▶ [Extracted records]

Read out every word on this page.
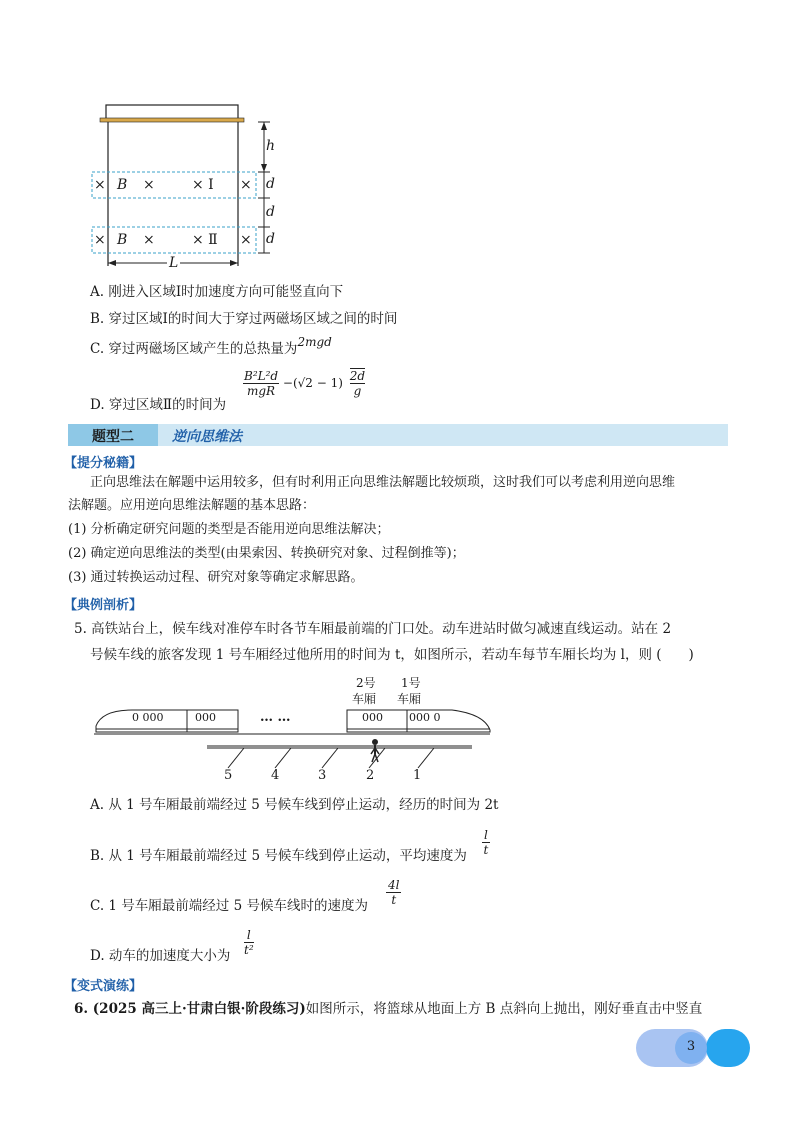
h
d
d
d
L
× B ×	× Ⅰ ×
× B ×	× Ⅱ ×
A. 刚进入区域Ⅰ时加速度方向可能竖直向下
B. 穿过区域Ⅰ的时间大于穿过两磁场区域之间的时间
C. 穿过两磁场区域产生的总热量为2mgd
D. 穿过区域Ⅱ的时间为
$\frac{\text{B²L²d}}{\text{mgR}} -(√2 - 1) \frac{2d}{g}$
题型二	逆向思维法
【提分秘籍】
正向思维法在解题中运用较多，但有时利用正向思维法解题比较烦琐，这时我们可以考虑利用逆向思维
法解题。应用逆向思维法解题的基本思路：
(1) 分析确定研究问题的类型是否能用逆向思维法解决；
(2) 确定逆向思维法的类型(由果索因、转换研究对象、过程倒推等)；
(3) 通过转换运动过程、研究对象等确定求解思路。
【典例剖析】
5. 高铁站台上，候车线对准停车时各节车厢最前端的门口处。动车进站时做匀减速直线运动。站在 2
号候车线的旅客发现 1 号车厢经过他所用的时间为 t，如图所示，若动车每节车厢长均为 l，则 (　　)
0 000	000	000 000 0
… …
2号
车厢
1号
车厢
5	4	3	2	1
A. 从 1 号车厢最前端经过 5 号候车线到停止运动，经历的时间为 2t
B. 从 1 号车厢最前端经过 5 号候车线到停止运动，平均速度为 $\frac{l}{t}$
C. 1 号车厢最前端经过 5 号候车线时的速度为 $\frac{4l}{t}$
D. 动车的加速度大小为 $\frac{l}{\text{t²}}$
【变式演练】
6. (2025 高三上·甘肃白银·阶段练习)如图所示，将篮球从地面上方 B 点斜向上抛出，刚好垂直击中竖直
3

▶ [CHALLENGE] Transcribe every record above exactly, leaving out the pictures.

▶ [SOLUTION]
Read out every word on this page.
h
d
d
d
L
× B ×	× Ⅰ ×
× B ×	× Ⅱ ×
A. 刚进入区域Ⅰ时加速度方向可能竖直向下
B. 穿过区域Ⅰ的时间大于穿过两磁场区域之间的时间
C. 穿过两磁场区域产生的总热量为2mgd
D. 穿过区域Ⅱ的时间为
$\frac{\text{B²L²d}}{\text{mgR}} -(√2 - 1) \frac{2d}{g}$
题型二	逆向思维法
【提分秘籍】
正向思维法在解题中运用较多，但有时利用正向思维法解题比较烦琐，这时我们可以考虑利用逆向思维
法解题。应用逆向思维法解题的基本思路：
(1) 分析确定研究问题的类型是否能用逆向思维法解决；
(2) 确定逆向思维法的类型(由果索因、转换研究对象、过程倒推等)；
(3) 通过转换运动过程、研究对象等确定求解思路。
【典例剖析】
5. 高铁站台上，候车线对准停车时各节车厢最前端的门口处。动车进站时做匀减速直线运动。站在 2
号候车线的旅客发现 1 号车厢经过他所用的时间为 t，如图所示，若动车每节车厢长均为 l，则 (　　)
0 000	000	000 000 0
… …
2号
车厢
1号
车厢
5	4	3	2	1
A. 从 1 号车厢最前端经过 5 号候车线到停止运动，经历的时间为 2t
B. 从 1 号车厢最前端经过 5 号候车线到停止运动，平均速度为 $\frac{l}{t}$
C. 1 号车厢最前端经过 5 号候车线时的速度为 $\frac{4l}{t}$
D. 动车的加速度大小为 $\frac{l}{\text{t²}}$
【变式演练】
6. (2025 高三上·甘肃白银·阶段练习)如图所示，将篮球从地面上方 B 点斜向上抛出，刚好垂直击中竖直
3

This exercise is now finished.